**TASK INSTRUCTIONS:** In the entries below, find the lines with the word "ingredients" and copy them.

** TASK MATERIAL follows **

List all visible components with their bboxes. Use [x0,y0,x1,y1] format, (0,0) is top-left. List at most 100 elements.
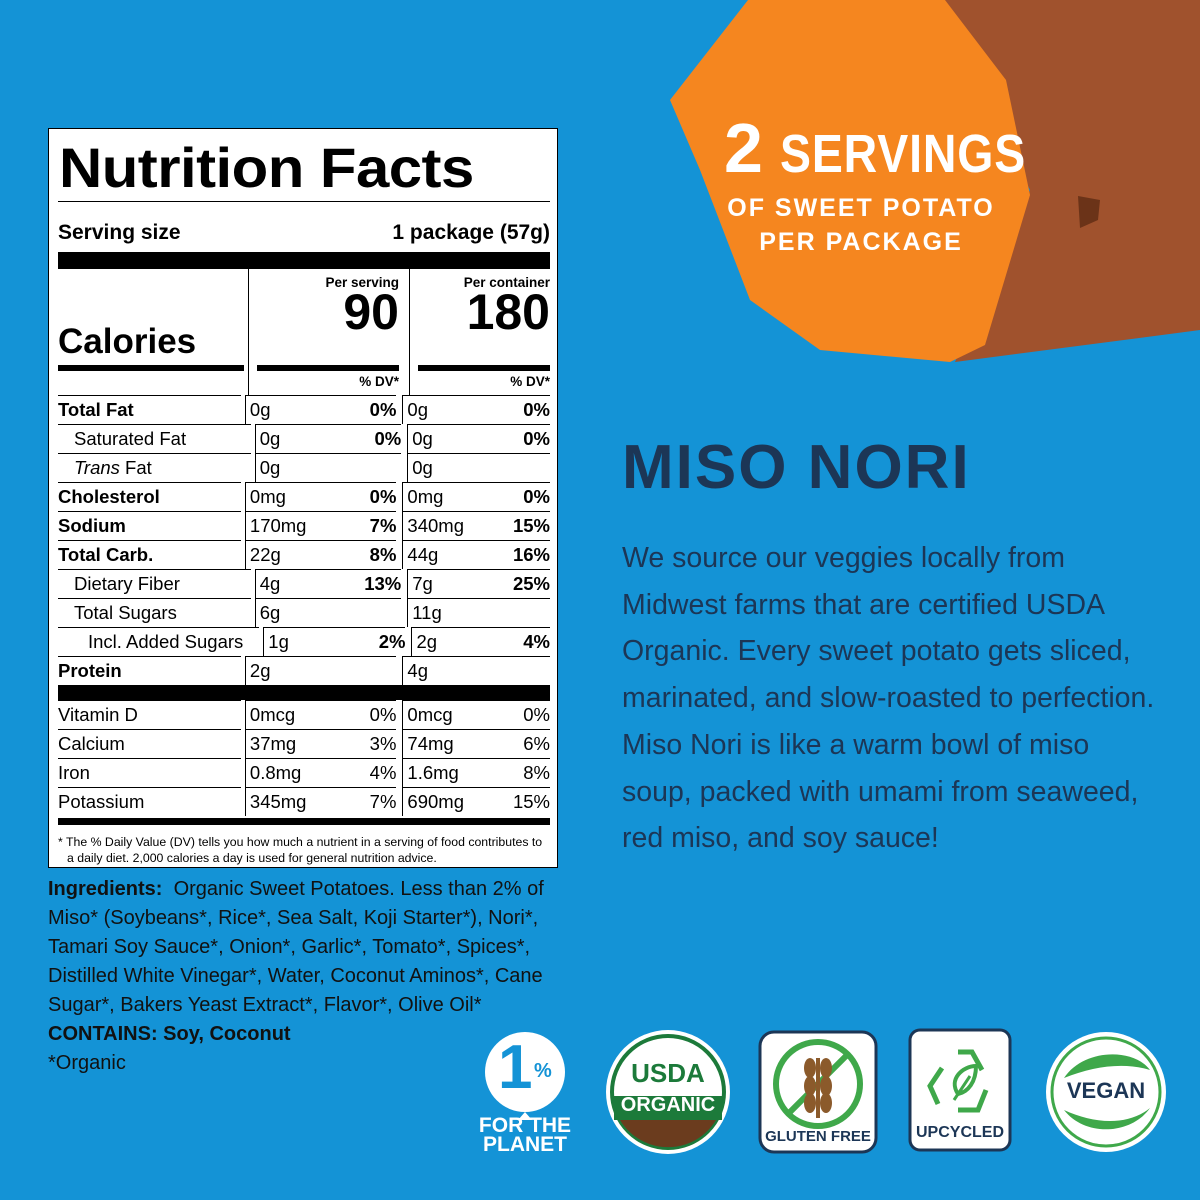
per-serving-cell: 0g 0% [244,395,397,424]
one-percent-line2: PLANET [483,1133,567,1156]
daily-value-percent: 15% [512,791,550,812]
amount: 0.8mg [249,762,302,783]
daily-value-percent: 3% [369,733,397,754]
per-serving-cell: 0g 0% [254,424,402,453]
nutrient-name: Vitamin D [58,700,241,729]
dv-label-serving: % DV* [359,374,399,389]
per-container-cell: 340mg 15% [402,511,550,540]
daily-value-percent: 0% [523,399,550,420]
amount: 0mg [249,486,286,507]
daily-value-percent: 0% [523,486,550,507]
amount: 2g [416,631,438,652]
amount: 74mg [407,733,454,754]
usda-text: USDA [631,1058,705,1088]
calories-per-container: 180 [466,284,550,340]
one-percent-line1: FOR THE [478,1114,572,1137]
per-container-cell: 690mg 15% [402,787,550,816]
product-name: MISO NORI [622,433,971,502]
nutrient-label: Calcium [58,733,125,754]
amount: 170mg [249,515,307,536]
nutrient-label: Protein [58,660,122,681]
per-container-cell: 1.6mg 8% [402,758,550,787]
daily-value-percent: 0% [369,486,397,507]
organic-text: ORGANIC [620,1094,716,1116]
daily-value-percent: 0% [369,704,397,725]
amount: 11g [412,602,442,623]
amount: 2g [249,660,271,681]
daily-value-percent: 8% [369,544,397,565]
thick-divider [58,685,550,700]
nutrient-row: Total Sugars 6g 11g [58,598,550,627]
amount: 0mcg [249,704,296,725]
per-container-label: Per container [463,275,550,290]
per-serving-cell: 0mcg 0% [244,700,397,729]
vitamin-row: Calcium 37mg 3% 74mg 6% [58,729,550,758]
amount: 0g [412,428,433,449]
amount: 7g [412,573,433,594]
nutrient-name: Dietary Fiber [58,569,251,598]
ingredients-label: Ingredients: [48,878,163,900]
nutrient-row: Saturated Fat 0g 0% 0g 0% [58,424,550,453]
vegan-text: VEGAN [1066,1078,1146,1103]
per-serving-cell: 0.8mg 4% [244,758,397,787]
potato-spot [1078,196,1100,228]
dv-footnote: * The % Daily Value (DV) tells you how m… [58,835,543,865]
daily-value-percent: 25% [512,573,550,594]
amount: 4g [407,660,428,681]
daily-value-percent: 2% [378,631,406,652]
per-serving-cell: 6g [254,598,402,627]
thick-divider [58,818,550,825]
nutrient-row: Dietary Fiber 4g 13% 7g 25% [58,569,550,598]
per-serving-cell: 22g 8% [244,540,397,569]
nutrient-label: Trans [74,457,120,478]
nutrient-label-suffix: Fat [119,457,152,478]
per-container-cell: 0g [407,453,550,482]
amount: 0mcg [407,704,453,725]
ingredients-block: Ingredients: Organic Sweet Potatoes. Les… [48,875,548,1078]
nutrition-title: Nutrition Facts [59,136,474,199]
ingredients-text: Organic Sweet Potatoes. Less than 2% of … [48,878,544,1016]
nutrient-name: Sodium [58,511,241,540]
per-container-cell: 0mcg 0% [402,700,550,729]
amount: 6g [259,602,281,623]
dv-header-row: % DV* % DV* [58,365,550,395]
nutrient-row: Incl. Added Sugars 1g 2% 2g 4% [58,627,550,656]
nutrient-label: Total Fat [58,399,134,420]
thick-divider [58,252,550,269]
amount: 1.6mg [407,762,459,783]
amount: 690mg [407,791,464,812]
nutrient-name: Trans Fat [58,453,251,482]
amount: 340mg [407,515,464,536]
calories-per-serving: 90 [343,284,399,340]
per-serving-cell: 0g [254,453,402,482]
nutrient-label: Total Sugars [74,602,177,623]
contains-allergens: CONTAINS: Soy, Coconut [48,1023,291,1045]
nutrient-name: Total Sugars [58,598,251,627]
serving-value: 1 package (57g) [392,221,550,244]
amount: 0g [259,457,281,478]
per-container-cell: 4g [402,656,550,685]
dv-label-container: % DV* [510,374,550,389]
per-container-cell: 0g 0% [407,424,550,453]
amount: 4g [259,573,281,594]
daily-value-percent: 7% [369,791,397,812]
calories-label: Calories [58,322,197,361]
amount: 1g [268,631,289,652]
divider [58,201,550,202]
nutrient-name: Saturated Fat [58,424,251,453]
amount: 345mg [249,791,307,812]
organic-note: *Organic [48,1052,126,1074]
nutrient-row: Total Fat 0g 0% 0g 0% [58,395,550,424]
per-serving-cell: 345mg 7% [244,787,397,816]
nutrient-rows: Total Fat 0g 0% 0g 0% Saturated Fat 0g 0% 0g 0% Tr… [58,395,550,685]
per-serving-cell: 170mg 7% [244,511,397,540]
usda-organic-logo: USDA ORGANIC [604,1028,732,1156]
amount: 0mg [407,486,444,507]
nutrient-name: Total Fat [58,395,241,424]
servings-label: SERVINGS [780,124,1027,184]
amount: 0g [407,399,428,420]
amount: 0g [259,428,281,449]
per-serving-cell: 4g 13% [254,569,402,598]
calories-row: Calories Per serving 90 Per container 18… [58,269,550,371]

** End of TASK MATERIAL **

**TASK SOLUTION:**
ingredients-label: Ingredients: [48,878,163,900]
ingredients-block: Ingredients: Organic Sweet Potatoes. Les… [48,875,548,1078]
ingredients-text: Organic Sweet Potatoes. Less than 2% of … [48,878,544,1016]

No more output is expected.